-- Exercise aim --
All the data below goes into the copy word for word, but the pictures don't.
┄┄┄┄┄┄┄┄┄┄
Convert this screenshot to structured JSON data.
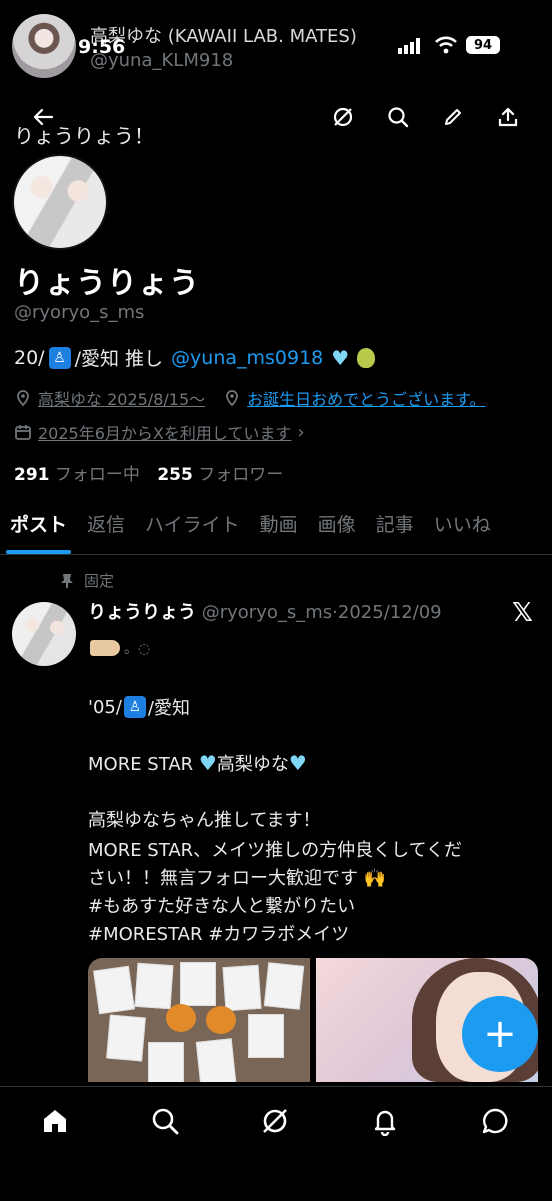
{
  "status_bar": {
    "time": "9:56",
    "battery": "94"
  },
  "sticky_header": {
    "name": "高梨ゆな (KAWAII LAB. MATES)",
    "handle": "@yuna_KLM918"
  },
  "profile": {
    "header_title": "りょうりょう！",
    "display_name": "りょうりょう",
    "handle": "@ryoryo_s_ms",
    "bio": {
      "prefix": "20/",
      "middle": "/愛知 推し",
      "mention": "@yuna_ms0918"
    },
    "affiliation": "高梨ゆな 2025/8/15～",
    "location": "お誕生日おめでとうございます。",
    "joined": "2025年6月からXを利用しています",
    "following_count": "291",
    "following_label": "フォロー中",
    "followers_count": "255",
    "followers_label": "フォロワー"
  },
  "tabs": [
    {
      "label": "ポスト",
      "active": true
    },
    {
      "label": "返信"
    },
    {
      "label": "ハイライト"
    },
    {
      "label": "動画"
    },
    {
      "label": "画像"
    },
    {
      "label": "記事"
    },
    {
      "label": "いいね"
    }
  ],
  "post": {
    "pinned_label": "固定",
    "author_name": "りょうりょう",
    "author_handle": "@ryoryo_s_ms",
    "separator": "·",
    "date": "2025/12/09",
    "tag_suffix": "。◌",
    "line_age": "'05/",
    "line_age_suffix": "/愛知",
    "line_morestar_a": "MORE STAR",
    "line_morestar_b": "高梨ゆな",
    "line_oshi": "高梨ゆなちゃん推してます！",
    "line_request_1": "MORE STAR、メイツ推しの方仲良くしてくだ",
    "line_request_2": "さい！！無言フォロー大歓迎です",
    "hashtag_1": "#もあすた好きな人と繋がりたい",
    "hashtag_2": "#MORESTAR #カワラボメイツ"
  },
  "icons": {
    "back": "arrow-left-icon",
    "grok": "grok-icon",
    "search": "search-icon",
    "edit": "pencil-icon",
    "share": "share-icon",
    "fab": "plus-icon"
  },
  "colors": {
    "accent": "#1d9bf0",
    "muted": "#71767b",
    "background": "#000000"
  }
}
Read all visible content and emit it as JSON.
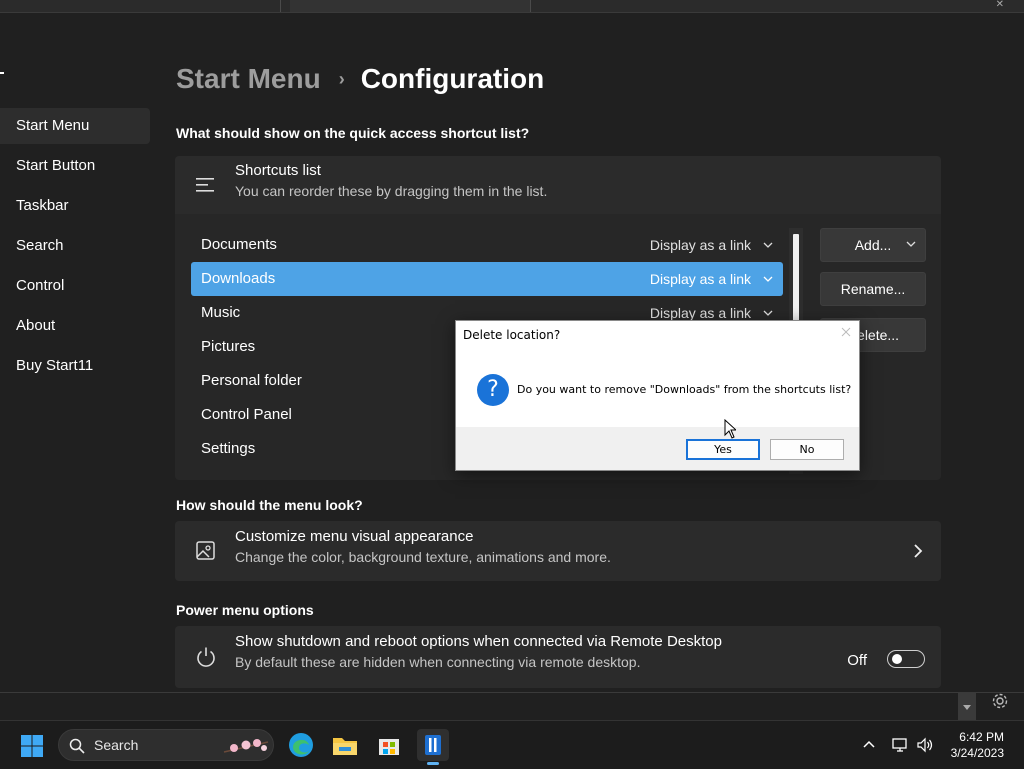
{
  "breadcrumb": {
    "parent": "Start Menu",
    "separator": "›",
    "current": "Configuration"
  },
  "sidebar": {
    "items": [
      {
        "label": "Start Menu",
        "active": true
      },
      {
        "label": "Start Button"
      },
      {
        "label": "Taskbar"
      },
      {
        "label": "Search"
      },
      {
        "label": "Control"
      },
      {
        "label": "About"
      },
      {
        "label": "Buy Start11"
      }
    ]
  },
  "quick_access": {
    "heading": "What should show on the quick access shortcut list?",
    "card_title": "Shortcuts list",
    "card_subtitle": "You can reorder these by dragging them in the list.",
    "items": [
      {
        "label": "Documents",
        "display": "Display as a link"
      },
      {
        "label": "Downloads",
        "display": "Display as a link",
        "selected": true
      },
      {
        "label": "Music",
        "display": "Display as a link"
      },
      {
        "label": "Pictures",
        "display": ""
      },
      {
        "label": "Personal folder",
        "display": ""
      },
      {
        "label": "Control Panel",
        "display": ""
      },
      {
        "label": "Settings",
        "display": ""
      }
    ],
    "buttons": {
      "add": "Add...",
      "rename": "Rename...",
      "delete": "Delete..."
    }
  },
  "look": {
    "heading": "How should the menu look?",
    "title": "Customize menu visual appearance",
    "subtitle": "Change the color, background texture, animations and more."
  },
  "power": {
    "heading": "Power menu options",
    "title": "Show shutdown and reboot options when connected via Remote Desktop",
    "subtitle": "By default these are hidden when connecting via remote desktop.",
    "toggle_label": "Off",
    "toggle_on": false
  },
  "dialog": {
    "title": "Delete location?",
    "icon": "question-icon",
    "icon_glyph": "?",
    "message": "Do you want to remove \"Downloads\" from the shortcuts list?",
    "yes": "Yes",
    "no": "No"
  },
  "taskbar": {
    "search_placeholder": "Search",
    "time": "6:42 PM",
    "date": "3/24/2023"
  },
  "colors": {
    "accent": "#4ea3e6",
    "dialog_accent": "#1a73d8",
    "background": "#202020",
    "card": "#2b2b2b"
  }
}
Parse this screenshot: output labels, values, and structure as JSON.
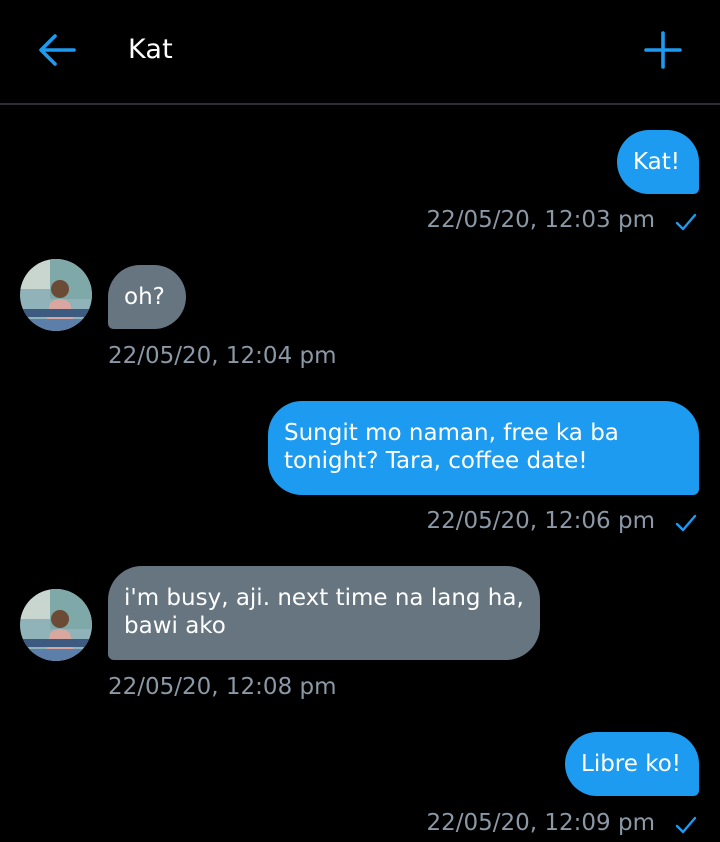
{
  "header": {
    "title": "Kat",
    "back_icon": "arrow-left-icon",
    "action_icon": "plus-icon"
  },
  "colors": {
    "accent": "#1d9bf0",
    "incoming_bubble": "#66757f",
    "timestamp": "#8b98a5",
    "background": "#000000"
  },
  "messages": [
    {
      "direction": "outgoing",
      "text": "Kat!",
      "time": "22/05/20, 12:03 pm",
      "read": true
    },
    {
      "direction": "incoming",
      "text": "oh?",
      "time": "22/05/20, 12:04 pm"
    },
    {
      "direction": "outgoing",
      "text": "Sungit mo naman, free ka ba tonight? Tara, coffee date!",
      "time": "22/05/20, 12:06 pm",
      "read": true
    },
    {
      "direction": "incoming",
      "text": "i'm busy, aji. next time na lang ha, bawi ako",
      "time": "22/05/20, 12:08 pm"
    },
    {
      "direction": "outgoing",
      "text": "Libre ko!",
      "time": "22/05/20, 12:09 pm",
      "read": true
    }
  ]
}
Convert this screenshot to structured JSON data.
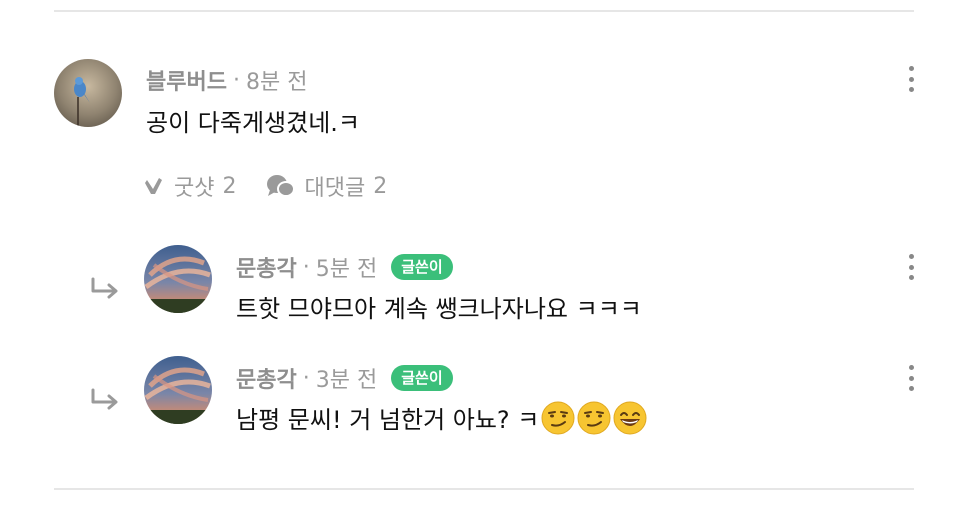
{
  "comment": {
    "nickname": "블루버드",
    "time": "8분 전",
    "text": "공이 다죽게생겼네.ㅋ",
    "like_label": "굿샷",
    "like_count": "2",
    "reply_label": "대댓글",
    "reply_count": "2"
  },
  "replies": [
    {
      "nickname": "문총각",
      "time": "5분 전",
      "badge": "글쓴이",
      "text": "트핫 므야므아 계속 쌩크나자나요 ㅋㅋㅋ"
    },
    {
      "nickname": "문총각",
      "time": "3분 전",
      "badge": "글쓴이",
      "text": "남평 문씨! 거 넘한거 아뇨? ㅋ",
      "emojis": [
        "smirk-emoji",
        "smirk-emoji",
        "grin-emoji"
      ]
    }
  ],
  "separator_dot": "·",
  "colors": {
    "badge": "#3bbf7a",
    "muted": "#9a9a9a",
    "divider": "#e6e6e6"
  }
}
┄┄┄┄┄┄┄┄┄┄
-- Completed task --
Convert this screenshot to structured JSON data.
{
  "status_bar": {
    "time": "9:56",
    "battery": "94"
  },
  "sticky_header": {
    "name": "高梨ゆな (KAWAII LAB. MATES)",
    "handle": "@yuna_KLM918"
  },
  "profile": {
    "header_title": "りょうりょう！",
    "display_name": "りょうりょう",
    "handle": "@ryoryo_s_ms",
    "bio": {
      "prefix": "20/",
      "middle": "/愛知 推し",
      "mention": "@yuna_ms0918"
    },
    "affiliation": "高梨ゆな 2025/8/15～",
    "location": "お誕生日おめでとうございます。",
    "joined": "2025年6月からXを利用しています",
    "following_count": "291",
    "following_label": "フォロー中",
    "followers_count": "255",
    "followers_label": "フォロワー"
  },
  "tabs": [
    {
      "label": "ポスト",
      "active": true
    },
    {
      "label": "返信"
    },
    {
      "label": "ハイライト"
    },
    {
      "label": "動画"
    },
    {
      "label": "画像"
    },
    {
      "label": "記事"
    },
    {
      "label": "いいね"
    }
  ],
  "post": {
    "pinned_label": "固定",
    "author_name": "りょうりょう",
    "author_handle": "@ryoryo_s_ms",
    "separator": "·",
    "date": "2025/12/09",
    "tag_suffix": "。◌",
    "line_age": "'05/",
    "line_age_suffix": "/愛知",
    "line_morestar_a": "MORE STAR",
    "line_morestar_b": "高梨ゆな",
    "line_oshi": "高梨ゆなちゃん推してます！",
    "line_request_1": "MORE STAR、メイツ推しの方仲良くしてくだ",
    "line_request_2": "さい！！無言フォロー大歓迎です",
    "hashtag_1": "#もあすた好きな人と繋がりたい",
    "hashtag_2": "#MORESTAR #カワラボメイツ"
  },
  "icons": {
    "back": "arrow-left-icon",
    "grok": "grok-icon",
    "search": "search-icon",
    "edit": "pencil-icon",
    "share": "share-icon",
    "fab": "plus-icon"
  },
  "colors": {
    "accent": "#1d9bf0",
    "muted": "#71767b",
    "background": "#000000"
  }
}
Read all visible content and emit it as JSON.
{
  "breadcrumb": {
    "parent": "Start Menu",
    "separator": "›",
    "current": "Configuration"
  },
  "sidebar": {
    "items": [
      {
        "label": "Start Menu",
        "active": true
      },
      {
        "label": "Start Button"
      },
      {
        "label": "Taskbar"
      },
      {
        "label": "Search"
      },
      {
        "label": "Control"
      },
      {
        "label": "About"
      },
      {
        "label": "Buy Start11"
      }
    ]
  },
  "quick_access": {
    "heading": "What should show on the quick access shortcut list?",
    "card_title": "Shortcuts list",
    "card_subtitle": "You can reorder these by dragging them in the list.",
    "items": [
      {
        "label": "Documents",
        "display": "Display as a link"
      },
      {
        "label": "Downloads",
        "display": "Display as a link",
        "selected": true
      },
      {
        "label": "Music",
        "display": "Display as a link"
      },
      {
        "label": "Pictures",
        "display": ""
      },
      {
        "label": "Personal folder",
        "display": ""
      },
      {
        "label": "Control Panel",
        "display": ""
      },
      {
        "label": "Settings",
        "display": ""
      }
    ],
    "buttons": {
      "add": "Add...",
      "rename": "Rename...",
      "delete": "Delete..."
    }
  },
  "look": {
    "heading": "How should the menu look?",
    "title": "Customize menu visual appearance",
    "subtitle": "Change the color, background texture, animations and more."
  },
  "power": {
    "heading": "Power menu options",
    "title": "Show shutdown and reboot options when connected via Remote Desktop",
    "subtitle": "By default these are hidden when connecting via remote desktop.",
    "toggle_label": "Off",
    "toggle_on": false
  },
  "dialog": {
    "title": "Delete location?",
    "icon": "question-icon",
    "icon_glyph": "?",
    "message": "Do you want to remove \"Downloads\" from the shortcuts list?",
    "yes": "Yes",
    "no": "No"
  },
  "taskbar": {
    "search_placeholder": "Search",
    "time": "6:42 PM",
    "date": "3/24/2023"
  },
  "colors": {
    "accent": "#4ea3e6",
    "dialog_accent": "#1a73d8",
    "background": "#202020",
    "card": "#2b2b2b"
  }
}
Parse this screenshot: output labels, values, and structure as JSON.
{
  "header": {
    "title": "Kat",
    "back_icon": "arrow-left-icon",
    "action_icon": "plus-icon"
  },
  "colors": {
    "accent": "#1d9bf0",
    "incoming_bubble": "#66757f",
    "timestamp": "#8b98a5",
    "background": "#000000"
  },
  "messages": [
    {
      "direction": "outgoing",
      "text": "Kat!",
      "time": "22/05/20, 12:03 pm",
      "read": true
    },
    {
      "direction": "incoming",
      "text": "oh?",
      "time": "22/05/20, 12:04 pm"
    },
    {
      "direction": "outgoing",
      "text": "Sungit mo naman, free ka ba tonight? Tara, coffee date!",
      "time": "22/05/20, 12:06 pm",
      "read": true
    },
    {
      "direction": "incoming",
      "text": "i'm busy, aji. next time na lang ha, bawi ako",
      "time": "22/05/20, 12:08 pm"
    },
    {
      "direction": "outgoing",
      "text": "Libre ko!",
      "time": "22/05/20, 12:09 pm",
      "read": true
    }
  ]
}
Convert this screenshot to structured JSON data.
{
  "comment": {
    "nickname": "블루버드",
    "time": "8분 전",
    "text": "공이 다죽게생겼네.ㅋ",
    "like_label": "굿샷",
    "like_count": "2",
    "reply_label": "대댓글",
    "reply_count": "2"
  },
  "replies": [
    {
      "nickname": "문총각",
      "time": "5분 전",
      "badge": "글쓴이",
      "text": "트핫 므야므아 계속 쌩크나자나요 ㅋㅋㅋ"
    },
    {
      "nickname": "문총각",
      "time": "3분 전",
      "badge": "글쓴이",
      "text": "남평 문씨! 거 넘한거 아뇨? ㅋ",
      "emojis": [
        "smirk-emoji",
        "smirk-emoji",
        "grin-emoji"
      ]
    }
  ],
  "separator_dot": "·",
  "colors": {
    "badge": "#3bbf7a",
    "muted": "#9a9a9a",
    "divider": "#e6e6e6"
  }
}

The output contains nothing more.